Extracted material:
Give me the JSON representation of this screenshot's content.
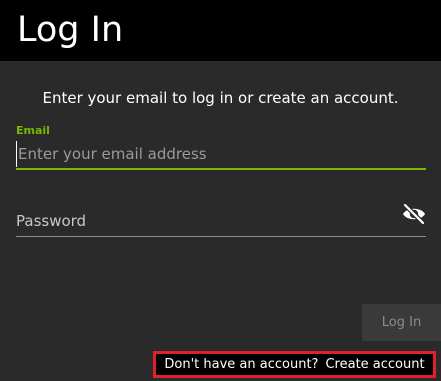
{
  "header": {
    "title": "Log In"
  },
  "intro": {
    "text": "Enter your email to log in or create an account."
  },
  "email": {
    "label": "Email",
    "placeholder": "Enter your email address",
    "value": ""
  },
  "password": {
    "placeholder": "Password",
    "value": "",
    "toggle_icon": "eye-slash-icon"
  },
  "login_button": {
    "label": "Log In"
  },
  "signup": {
    "question": "Don't have an account?",
    "link": "Create account"
  },
  "colors": {
    "accent": "#76b900",
    "highlight": "#e0212a",
    "header_bg": "#000000",
    "page_bg": "#2a2a2a"
  }
}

The request:
Copy the listing in full and without alteration, omitting every picture.

Result below:
Give me the JSON representation of this screenshot's content.
{
  "header": {
    "title": "Log In"
  },
  "intro": {
    "text": "Enter your email to log in or create an account."
  },
  "email": {
    "label": "Email",
    "placeholder": "Enter your email address",
    "value": ""
  },
  "password": {
    "placeholder": "Password",
    "value": "",
    "toggle_icon": "eye-slash-icon"
  },
  "login_button": {
    "label": "Log In"
  },
  "signup": {
    "question": "Don't have an account?",
    "link": "Create account"
  },
  "colors": {
    "accent": "#76b900",
    "highlight": "#e0212a",
    "header_bg": "#000000",
    "page_bg": "#2a2a2a"
  }
}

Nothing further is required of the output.